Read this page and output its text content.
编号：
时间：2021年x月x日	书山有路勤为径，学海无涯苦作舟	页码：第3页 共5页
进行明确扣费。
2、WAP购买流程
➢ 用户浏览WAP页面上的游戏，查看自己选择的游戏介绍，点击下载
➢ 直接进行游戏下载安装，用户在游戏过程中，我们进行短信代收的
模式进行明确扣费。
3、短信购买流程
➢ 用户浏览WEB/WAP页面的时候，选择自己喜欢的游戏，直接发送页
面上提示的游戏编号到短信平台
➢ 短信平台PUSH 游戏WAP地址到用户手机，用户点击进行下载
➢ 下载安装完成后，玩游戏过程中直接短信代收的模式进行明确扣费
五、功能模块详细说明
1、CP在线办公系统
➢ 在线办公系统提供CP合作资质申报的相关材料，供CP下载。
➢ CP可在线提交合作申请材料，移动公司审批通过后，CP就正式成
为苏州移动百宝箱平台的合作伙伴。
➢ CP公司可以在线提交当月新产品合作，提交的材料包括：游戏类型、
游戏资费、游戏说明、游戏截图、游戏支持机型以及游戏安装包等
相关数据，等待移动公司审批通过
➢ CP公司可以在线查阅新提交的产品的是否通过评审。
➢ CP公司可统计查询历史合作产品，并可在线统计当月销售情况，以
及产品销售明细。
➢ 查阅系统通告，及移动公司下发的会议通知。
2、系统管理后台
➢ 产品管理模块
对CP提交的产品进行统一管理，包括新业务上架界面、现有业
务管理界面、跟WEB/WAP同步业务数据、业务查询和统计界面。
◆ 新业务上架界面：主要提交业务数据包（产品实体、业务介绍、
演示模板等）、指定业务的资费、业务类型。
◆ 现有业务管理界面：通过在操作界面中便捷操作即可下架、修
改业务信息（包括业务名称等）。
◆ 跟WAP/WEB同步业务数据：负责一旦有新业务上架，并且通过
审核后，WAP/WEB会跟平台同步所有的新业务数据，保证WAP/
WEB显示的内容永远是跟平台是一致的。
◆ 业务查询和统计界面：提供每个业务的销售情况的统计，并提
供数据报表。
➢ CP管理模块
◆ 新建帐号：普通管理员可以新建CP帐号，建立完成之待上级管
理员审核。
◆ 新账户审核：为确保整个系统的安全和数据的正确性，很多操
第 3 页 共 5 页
====
Write out the listing once more, matching it exactly.

Read this page and output its text content.
编号：
时间：2021年x月x日	书山有路勤为径，学海无涯苦作舟	页码：第3页 共5页
进行明确扣费。
2、WAP购买流程
➢ 用户浏览WAP页面上的游戏，查看自己选择的游戏介绍，点击下载
➢ 直接进行游戏下载安装，用户在游戏过程中，我们进行短信代收的
模式进行明确扣费。
3、短信购买流程
➢ 用户浏览WEB/WAP页面的时候，选择自己喜欢的游戏，直接发送页
面上提示的游戏编号到短信平台
➢ 短信平台PUSH 游戏WAP地址到用户手机，用户点击进行下载
➢ 下载安装完成后，玩游戏过程中直接短信代收的模式进行明确扣费
五、功能模块详细说明
1、CP在线办公系统
➢ 在线办公系统提供CP合作资质申报的相关材料，供CP下载。
➢ CP可在线提交合作申请材料，移动公司审批通过后，CP就正式成
为苏州移动百宝箱平台的合作伙伴。
➢ CP公司可以在线提交当月新产品合作，提交的材料包括：游戏类型、
游戏资费、游戏说明、游戏截图、游戏支持机型以及游戏安装包等
相关数据，等待移动公司审批通过
➢ CP公司可以在线查阅新提交的产品的是否通过评审。
➢ CP公司可统计查询历史合作产品，并可在线统计当月销售情况，以
及产品销售明细。
➢ 查阅系统通告，及移动公司下发的会议通知。
2、系统管理后台
➢ 产品管理模块
对CP提交的产品进行统一管理，包括新业务上架界面、现有业
务管理界面、跟WEB/WAP同步业务数据、业务查询和统计界面。
◆ 新业务上架界面：主要提交业务数据包（产品实体、业务介绍、
演示模板等）、指定业务的资费、业务类型。
◆ 现有业务管理界面：通过在操作界面中便捷操作即可下架、修
改业务信息（包括业务名称等）。
◆ 跟WAP/WEB同步业务数据：负责一旦有新业务上架，并且通过
审核后，WAP/WEB会跟平台同步所有的新业务数据，保证WAP/
WEB显示的内容永远是跟平台是一致的。
◆ 业务查询和统计界面：提供每个业务的销售情况的统计，并提
供数据报表。
➢ CP管理模块
◆ 新建帐号：普通管理员可以新建CP帐号，建立完成之待上级管
理员审核。
◆ 新账户审核：为确保整个系统的安全和数据的正确性，很多操
第 3 页 共 5 页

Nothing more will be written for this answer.